* _Dataset records_
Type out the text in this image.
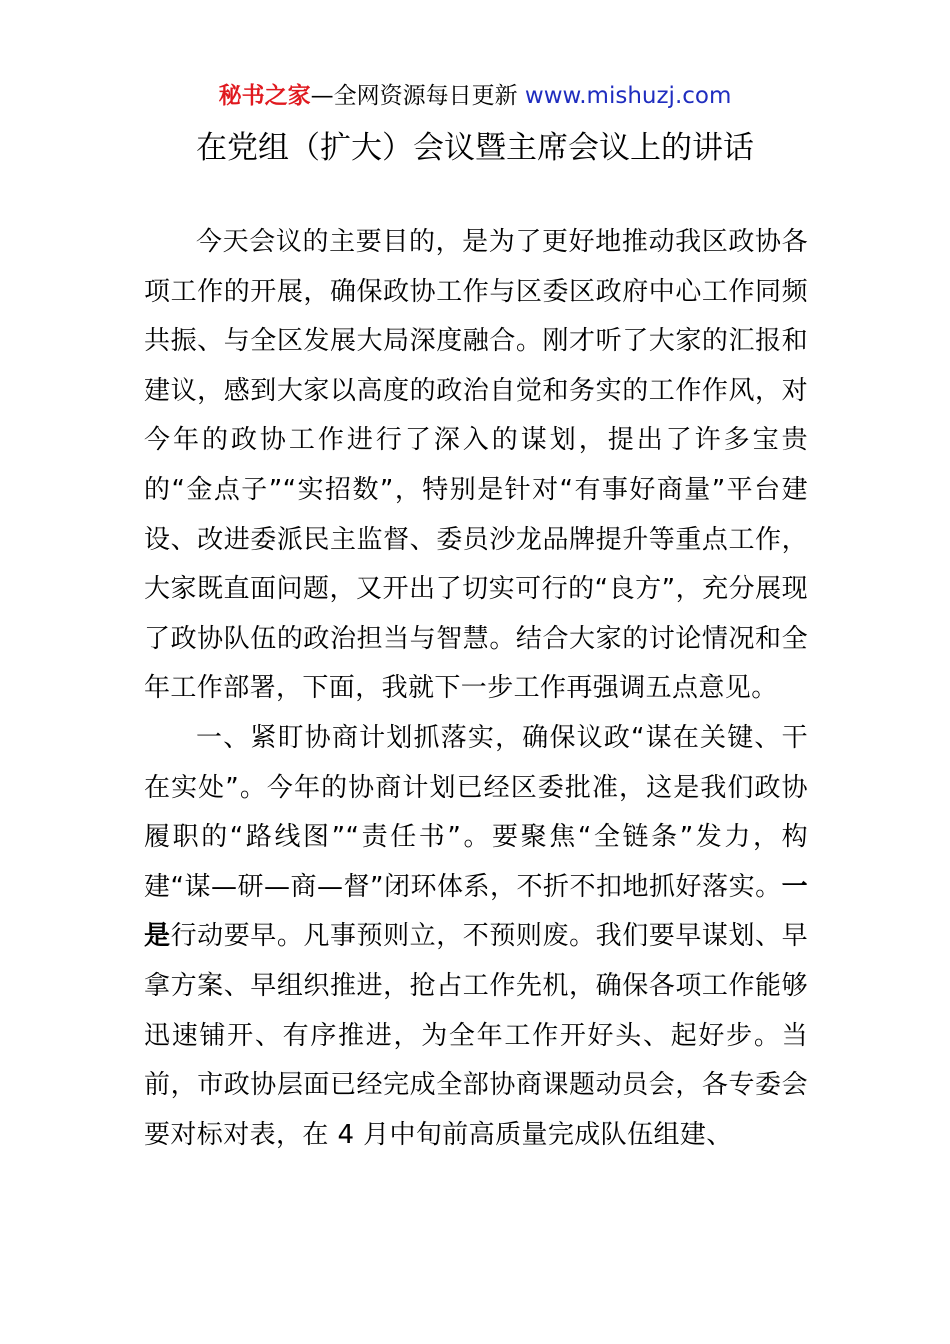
秘书之家—全网资源每日更新 www.mishuzj.com
在党组（扩大）会议暨主席会议上的讲话

今天会议的主要目的，是为了更好地推动我区政协各项工作的开展，确保政协工作与区委区政府中心工作同频共振、与全区发展大局深度融合。刚才听了大家的汇报和建议，感到大家以高度的政治自觉和务实的工作作风，对今年的政协工作进行了深入的谋划，提出了许多宝贵的“金点子”“实招数”，特别是针对“有事好商量”平台建设、改进委派民主监督、委员沙龙品牌提升等重点工作，大家既直面问题，又开出了切实可行的“良方”，充分展现了政协队伍的政治担当与智慧。结合大家的讨论情况和全年工作部署，下面，我就下一步工作再强调五点意见。

一、紧盯协商计划抓落实，确保议政“谋在关键、干在实处”。今年的协商计划已经区委批准，这是我们政协履职的“路线图”“责任书”。要聚焦“全链条”发力，构建“谋—研—商—督”闭环体系，不折不扣地抓好落实。一是行动要早。凡事预则立，不预则废。我们要早谋划、早拿方案、早组织推进，抢占工作先机，确保各项工作能够迅速铺开、有序推进，为全年工作开好头、起好步。当前，市政协层面已经完成全部协商课题动员会，各专委会要对标对表，在 4 月中旬前高质量完成队伍组建、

* _Directions_
Return each line from the material above exactly, but not the pictures.

* _Result of the task_
Type out the text in this image.
秘书之家—全网资源每日更新 www.mishuzj.com
在党组（扩大）会议暨主席会议上的讲话

今天会议的主要目的，是为了更好地推动我区政协各项工作的开展，确保政协工作与区委区政府中心工作同频共振、与全区发展大局深度融合。刚才听了大家的汇报和建议，感到大家以高度的政治自觉和务实的工作作风，对今年的政协工作进行了深入的谋划，提出了许多宝贵的“金点子”“实招数”，特别是针对“有事好商量”平台建设、改进委派民主监督、委员沙龙品牌提升等重点工作，大家既直面问题，又开出了切实可行的“良方”，充分展现了政协队伍的政治担当与智慧。结合大家的讨论情况和全年工作部署，下面，我就下一步工作再强调五点意见。

一、紧盯协商计划抓落实，确保议政“谋在关键、干在实处”。今年的协商计划已经区委批准，这是我们政协履职的“路线图”“责任书”。要聚焦“全链条”发力，构建“谋—研—商—督”闭环体系，不折不扣地抓好落实。一是行动要早。凡事预则立，不预则废。我们要早谋划、早拿方案、早组织推进，抢占工作先机，确保各项工作能够迅速铺开、有序推进，为全年工作开好头、起好步。当前，市政协层面已经完成全部协商课题动员会，各专委会要对标对表，在 4 月中旬前高质量完成队伍组建、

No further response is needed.